WORK TO BE COMPLETED: Please print the full listing exactly.

ENTRIES SUPPLIED:
****************

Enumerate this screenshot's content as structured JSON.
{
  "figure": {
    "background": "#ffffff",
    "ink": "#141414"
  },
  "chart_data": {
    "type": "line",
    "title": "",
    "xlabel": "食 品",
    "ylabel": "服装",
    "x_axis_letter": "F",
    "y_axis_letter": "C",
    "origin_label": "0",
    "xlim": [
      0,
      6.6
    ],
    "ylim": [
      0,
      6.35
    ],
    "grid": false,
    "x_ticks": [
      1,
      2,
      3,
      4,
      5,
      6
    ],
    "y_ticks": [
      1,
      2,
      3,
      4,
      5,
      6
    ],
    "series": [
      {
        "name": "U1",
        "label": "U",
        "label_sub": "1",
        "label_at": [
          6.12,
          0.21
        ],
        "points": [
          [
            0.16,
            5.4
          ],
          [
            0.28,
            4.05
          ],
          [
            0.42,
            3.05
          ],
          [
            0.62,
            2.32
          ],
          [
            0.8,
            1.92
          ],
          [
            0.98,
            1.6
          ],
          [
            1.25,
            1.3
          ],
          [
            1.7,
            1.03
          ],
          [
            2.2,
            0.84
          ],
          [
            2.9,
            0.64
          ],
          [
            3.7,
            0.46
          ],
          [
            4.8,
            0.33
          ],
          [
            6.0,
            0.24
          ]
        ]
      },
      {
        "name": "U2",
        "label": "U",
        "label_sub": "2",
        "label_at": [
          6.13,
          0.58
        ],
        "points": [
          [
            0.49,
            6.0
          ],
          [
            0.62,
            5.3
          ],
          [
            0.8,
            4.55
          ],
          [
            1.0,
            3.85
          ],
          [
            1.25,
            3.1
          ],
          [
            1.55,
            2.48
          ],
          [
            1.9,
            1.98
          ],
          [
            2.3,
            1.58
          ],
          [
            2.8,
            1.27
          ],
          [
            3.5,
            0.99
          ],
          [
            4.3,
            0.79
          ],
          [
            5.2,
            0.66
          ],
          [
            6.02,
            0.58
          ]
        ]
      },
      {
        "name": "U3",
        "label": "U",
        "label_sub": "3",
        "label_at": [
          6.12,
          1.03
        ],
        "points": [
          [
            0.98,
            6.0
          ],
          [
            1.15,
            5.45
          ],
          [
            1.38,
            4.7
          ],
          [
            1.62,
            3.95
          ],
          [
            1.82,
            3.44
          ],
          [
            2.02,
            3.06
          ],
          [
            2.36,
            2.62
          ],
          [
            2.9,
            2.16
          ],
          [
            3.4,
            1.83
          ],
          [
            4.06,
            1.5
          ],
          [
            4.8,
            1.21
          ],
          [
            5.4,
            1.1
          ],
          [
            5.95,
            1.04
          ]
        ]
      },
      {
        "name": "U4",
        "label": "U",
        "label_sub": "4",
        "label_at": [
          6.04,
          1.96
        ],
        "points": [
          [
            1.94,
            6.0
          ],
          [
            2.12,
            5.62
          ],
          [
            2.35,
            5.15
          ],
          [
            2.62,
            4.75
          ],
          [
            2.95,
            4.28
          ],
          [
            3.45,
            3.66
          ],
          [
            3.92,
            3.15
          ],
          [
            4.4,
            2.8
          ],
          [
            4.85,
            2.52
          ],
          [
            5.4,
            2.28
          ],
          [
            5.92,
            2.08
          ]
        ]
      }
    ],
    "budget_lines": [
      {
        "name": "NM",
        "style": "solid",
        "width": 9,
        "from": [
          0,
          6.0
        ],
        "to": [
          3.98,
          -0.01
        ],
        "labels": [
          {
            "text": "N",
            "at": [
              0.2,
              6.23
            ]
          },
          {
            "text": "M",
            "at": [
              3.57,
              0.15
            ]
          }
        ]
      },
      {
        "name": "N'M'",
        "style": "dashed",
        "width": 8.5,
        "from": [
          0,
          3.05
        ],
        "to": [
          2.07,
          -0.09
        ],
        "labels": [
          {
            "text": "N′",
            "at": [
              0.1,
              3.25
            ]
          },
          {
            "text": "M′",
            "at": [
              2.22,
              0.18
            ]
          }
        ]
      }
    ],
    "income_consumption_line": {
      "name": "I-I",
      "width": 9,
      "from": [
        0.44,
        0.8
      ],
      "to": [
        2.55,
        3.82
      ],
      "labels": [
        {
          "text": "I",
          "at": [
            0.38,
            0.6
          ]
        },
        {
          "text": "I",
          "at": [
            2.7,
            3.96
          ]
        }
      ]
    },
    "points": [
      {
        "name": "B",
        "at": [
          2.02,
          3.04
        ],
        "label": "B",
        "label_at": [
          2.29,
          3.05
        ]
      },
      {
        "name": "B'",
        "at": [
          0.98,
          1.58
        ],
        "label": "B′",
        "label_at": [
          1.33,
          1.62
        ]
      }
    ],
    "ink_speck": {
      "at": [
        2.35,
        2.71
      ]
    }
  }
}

****************

RESULT FOR THIS TASK:
Enumerate this screenshot's content as structured JSON.
{
  "figure": {
    "background": "#ffffff",
    "ink": "#141414"
  },
  "chart_data": {
    "type": "line",
    "title": "",
    "xlabel": "食 品",
    "ylabel": "服装",
    "x_axis_letter": "F",
    "y_axis_letter": "C",
    "origin_label": "0",
    "xlim": [
      0,
      6.6
    ],
    "ylim": [
      0,
      6.35
    ],
    "grid": false,
    "x_ticks": [
      1,
      2,
      3,
      4,
      5,
      6
    ],
    "y_ticks": [
      1,
      2,
      3,
      4,
      5,
      6
    ],
    "series": [
      {
        "name": "U1",
        "label": "U",
        "label_sub": "1",
        "label_at": [
          6.12,
          0.21
        ],
        "points": [
          [
            0.16,
            5.4
          ],
          [
            0.28,
            4.05
          ],
          [
            0.42,
            3.05
          ],
          [
            0.62,
            2.32
          ],
          [
            0.8,
            1.92
          ],
          [
            0.98,
            1.6
          ],
          [
            1.25,
            1.3
          ],
          [
            1.7,
            1.03
          ],
          [
            2.2,
            0.84
          ],
          [
            2.9,
            0.64
          ],
          [
            3.7,
            0.46
          ],
          [
            4.8,
            0.33
          ],
          [
            6.0,
            0.24
          ]
        ]
      },
      {
        "name": "U2",
        "label": "U",
        "label_sub": "2",
        "label_at": [
          6.13,
          0.58
        ],
        "points": [
          [
            0.49,
            6.0
          ],
          [
            0.62,
            5.3
          ],
          [
            0.8,
            4.55
          ],
          [
            1.0,
            3.85
          ],
          [
            1.25,
            3.1
          ],
          [
            1.55,
            2.48
          ],
          [
            1.9,
            1.98
          ],
          [
            2.3,
            1.58
          ],
          [
            2.8,
            1.27
          ],
          [
            3.5,
            0.99
          ],
          [
            4.3,
            0.79
          ],
          [
            5.2,
            0.66
          ],
          [
            6.02,
            0.58
          ]
        ]
      },
      {
        "name": "U3",
        "label": "U",
        "label_sub": "3",
        "label_at": [
          6.12,
          1.03
        ],
        "points": [
          [
            0.98,
            6.0
          ],
          [
            1.15,
            5.45
          ],
          [
            1.38,
            4.7
          ],
          [
            1.62,
            3.95
          ],
          [
            1.82,
            3.44
          ],
          [
            2.02,
            3.06
          ],
          [
            2.36,
            2.62
          ],
          [
            2.9,
            2.16
          ],
          [
            3.4,
            1.83
          ],
          [
            4.06,
            1.5
          ],
          [
            4.8,
            1.21
          ],
          [
            5.4,
            1.1
          ],
          [
            5.95,
            1.04
          ]
        ]
      },
      {
        "name": "U4",
        "label": "U",
        "label_sub": "4",
        "label_at": [
          6.04,
          1.96
        ],
        "points": [
          [
            1.94,
            6.0
          ],
          [
            2.12,
            5.62
          ],
          [
            2.35,
            5.15
          ],
          [
            2.62,
            4.75
          ],
          [
            2.95,
            4.28
          ],
          [
            3.45,
            3.66
          ],
          [
            3.92,
            3.15
          ],
          [
            4.4,
            2.8
          ],
          [
            4.85,
            2.52
          ],
          [
            5.4,
            2.28
          ],
          [
            5.92,
            2.08
          ]
        ]
      }
    ],
    "budget_lines": [
      {
        "name": "NM",
        "style": "solid",
        "width": 9,
        "from": [
          0,
          6.0
        ],
        "to": [
          3.98,
          -0.01
        ],
        "labels": [
          {
            "text": "N",
            "at": [
              0.2,
              6.23
            ]
          },
          {
            "text": "M",
            "at": [
              3.57,
              0.15
            ]
          }
        ]
      },
      {
        "name": "N'M'",
        "style": "dashed",
        "width": 8.5,
        "from": [
          0,
          3.05
        ],
        "to": [
          2.07,
          -0.09
        ],
        "labels": [
          {
            "text": "N′",
            "at": [
              0.1,
              3.25
            ]
          },
          {
            "text": "M′",
            "at": [
              2.22,
              0.18
            ]
          }
        ]
      }
    ],
    "income_consumption_line": {
      "name": "I-I",
      "width": 9,
      "from": [
        0.44,
        0.8
      ],
      "to": [
        2.55,
        3.82
      ],
      "labels": [
        {
          "text": "I",
          "at": [
            0.38,
            0.6
          ]
        },
        {
          "text": "I",
          "at": [
            2.7,
            3.96
          ]
        }
      ]
    },
    "points": [
      {
        "name": "B",
        "at": [
          2.02,
          3.04
        ],
        "label": "B",
        "label_at": [
          2.29,
          3.05
        ]
      },
      {
        "name": "B'",
        "at": [
          0.98,
          1.58
        ],
        "label": "B′",
        "label_at": [
          1.33,
          1.62
        ]
      }
    ],
    "ink_speck": {
      "at": [
        2.35,
        2.71
      ]
    }
  }
}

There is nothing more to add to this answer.